• [TASK DESCRIPTION]
In the excerpt on South Africa, which law virtually ended Jewish immigration from Eastern Europe?

• [EXCERPT TO READ]
Official opposition: National Party (NP), led since August 1997 by Martinus van Schalkwyk

Other mainstream political parties: Democratic Party (DP), Freedom Front (FF), Pan-Africanist Congress (PAC), African Christian Democratic Party (ACDP), United Democratic Movement (UDM). The latter was established by Roelf Meyer (a former NP cabinet minister who left the NP in September 1997) and Banta Holomisa (formerly of the ANC).

Next election (and first under the final constitution): 1999


Economic data

Per capita GDP 1998: US$4,291

Unemployment 1998: 29 per cent

Inflation 1998: 9.4 per cent

Currency: US$1=R6.00 (end of 1998)

The ban on Jewish settlement at the Cape, introduced during the rule of the Dutch East India Company (1652-1795), was abolished by the Batavian administration (1803-6) and the British. In the South African Republic (Transvaal), established by the Voortrekkers in the mid-nineteenth century, non-Protestants, including Jews, remained disenfranchised until the British occupation in 1902. Jewish immigration, mainly from Lithuania following the discovery of diamonds and gold in the late nineteenth century, generated considerable antisemitism.

During the First World War antisemites accused Jews of shirking military responsibilities and, in the inter-war years, tried to associate Jews with Bolshevik subversion. Antisemitism in the 1920s culminated in the 1930 Quota Act, which virtually ended Jewish immigration from Eastern Europe. Popular antisemitism during the 1930s and 1940s was evident among the 'Shirt' movements, most notably Louis T. Weichardt's Greyshirts, the Ossewabrandwag (Oxwagon Sentinel) and Oswald Pirow's New Order. The Afrikaner nationalist movement was also influenced by Nazi ideology. Antisemitism prompted the governing United Party to introduce the 1937 Aliens Act, curtailing German-Jewish immigration. NP publications during the Second World War were influenced by European fascism.

Antisemitism declined rapidly after 1945, although Prime Minister Jan Smuts opposed large-scale Jewish immigration. The Greyshirts and New Order disbanded and, in 1951, the ban on Jewish membership of the Transvaal NP (the NP was structured along federal lines) was lifted. Nonetheless the NP, in power after 1948, resented disproportionate Jewish involvement in liberal and communist activities, and Israel's support for the African bloc at the UN in the early 1960s.

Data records
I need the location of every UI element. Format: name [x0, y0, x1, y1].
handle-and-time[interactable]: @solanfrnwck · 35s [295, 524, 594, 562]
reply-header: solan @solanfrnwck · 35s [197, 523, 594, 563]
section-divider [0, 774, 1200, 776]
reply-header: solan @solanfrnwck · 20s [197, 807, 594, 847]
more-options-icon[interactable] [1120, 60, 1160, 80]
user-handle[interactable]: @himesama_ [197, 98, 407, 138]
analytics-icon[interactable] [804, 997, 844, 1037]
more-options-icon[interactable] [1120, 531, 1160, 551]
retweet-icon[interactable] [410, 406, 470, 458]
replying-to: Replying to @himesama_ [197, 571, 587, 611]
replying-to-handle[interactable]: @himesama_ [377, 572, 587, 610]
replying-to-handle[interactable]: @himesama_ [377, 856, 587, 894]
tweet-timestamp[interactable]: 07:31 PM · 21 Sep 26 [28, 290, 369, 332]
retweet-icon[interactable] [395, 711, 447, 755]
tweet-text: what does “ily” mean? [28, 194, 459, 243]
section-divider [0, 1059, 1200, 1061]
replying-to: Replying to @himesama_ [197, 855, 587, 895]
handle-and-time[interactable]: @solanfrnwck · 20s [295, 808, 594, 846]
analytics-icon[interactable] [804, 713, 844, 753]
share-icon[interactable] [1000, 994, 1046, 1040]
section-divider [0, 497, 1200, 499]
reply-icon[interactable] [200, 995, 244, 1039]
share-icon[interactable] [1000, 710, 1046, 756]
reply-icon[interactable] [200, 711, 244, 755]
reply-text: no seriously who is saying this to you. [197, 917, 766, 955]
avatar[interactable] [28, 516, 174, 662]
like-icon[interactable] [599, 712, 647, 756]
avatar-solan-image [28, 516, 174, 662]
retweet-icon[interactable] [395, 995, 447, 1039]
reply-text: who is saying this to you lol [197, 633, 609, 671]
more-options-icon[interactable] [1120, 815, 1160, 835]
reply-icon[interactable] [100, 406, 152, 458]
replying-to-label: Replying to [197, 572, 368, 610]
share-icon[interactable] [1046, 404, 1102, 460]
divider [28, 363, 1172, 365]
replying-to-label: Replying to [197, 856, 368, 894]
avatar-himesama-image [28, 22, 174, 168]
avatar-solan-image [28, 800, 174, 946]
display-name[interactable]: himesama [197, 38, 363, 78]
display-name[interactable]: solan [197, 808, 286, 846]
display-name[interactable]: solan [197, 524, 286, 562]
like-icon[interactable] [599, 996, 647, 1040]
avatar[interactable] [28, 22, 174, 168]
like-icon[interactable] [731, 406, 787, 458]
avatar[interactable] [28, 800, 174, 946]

• [ANSWER TO THIS PROBLEM]
The 1930 Quota Act.